Identify and pull out each line of the entries in which "змін" occurs.

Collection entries
□ □ □ □ □ □ □

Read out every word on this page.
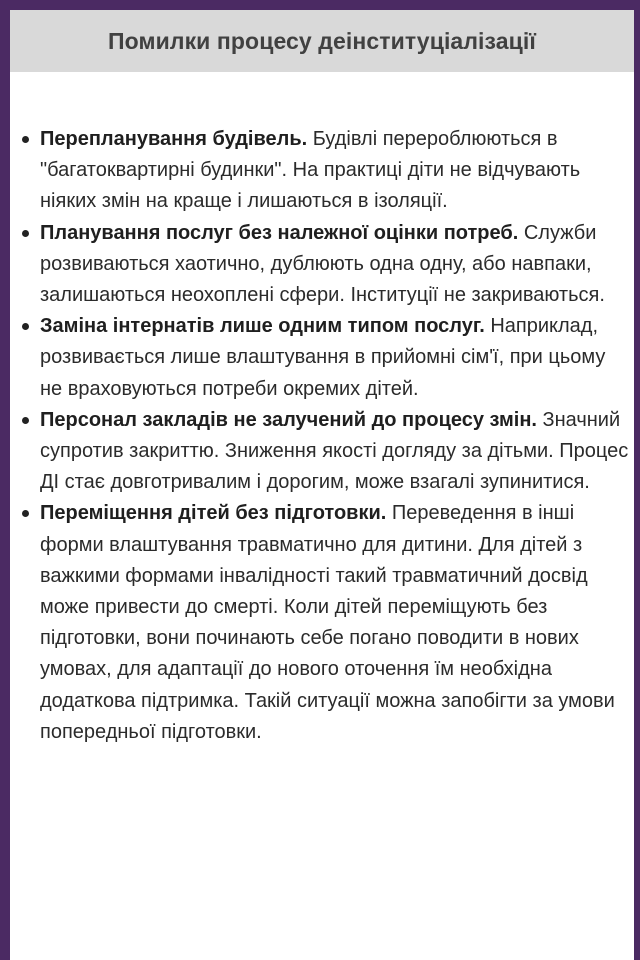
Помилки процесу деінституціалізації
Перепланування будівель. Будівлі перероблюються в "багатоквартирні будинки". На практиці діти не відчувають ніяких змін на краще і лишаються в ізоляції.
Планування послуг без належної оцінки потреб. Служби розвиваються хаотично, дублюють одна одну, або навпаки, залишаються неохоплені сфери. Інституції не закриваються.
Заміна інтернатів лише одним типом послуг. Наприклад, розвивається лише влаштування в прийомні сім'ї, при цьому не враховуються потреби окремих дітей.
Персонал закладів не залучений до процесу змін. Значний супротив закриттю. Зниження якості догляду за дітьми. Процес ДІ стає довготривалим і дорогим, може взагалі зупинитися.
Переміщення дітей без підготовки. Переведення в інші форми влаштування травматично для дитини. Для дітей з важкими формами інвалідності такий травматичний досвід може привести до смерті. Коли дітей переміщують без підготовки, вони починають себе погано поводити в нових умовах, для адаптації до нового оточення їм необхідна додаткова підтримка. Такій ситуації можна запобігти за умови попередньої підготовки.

□ □ □ □ □ □ □

- [Response]
Перепланування будівель. Будівлі перероблюються в "багатоквартирні будинки". На практиці діти не відчувають ніяких змін на краще і лишаються в ізоляції.
Персонал закладів не залучений до процесу змін. Значний супротив закриттю. Зниження якості догляду за дітьми. Процес ДІ стає довготривалим і дорогим, може взагалі зупинитися.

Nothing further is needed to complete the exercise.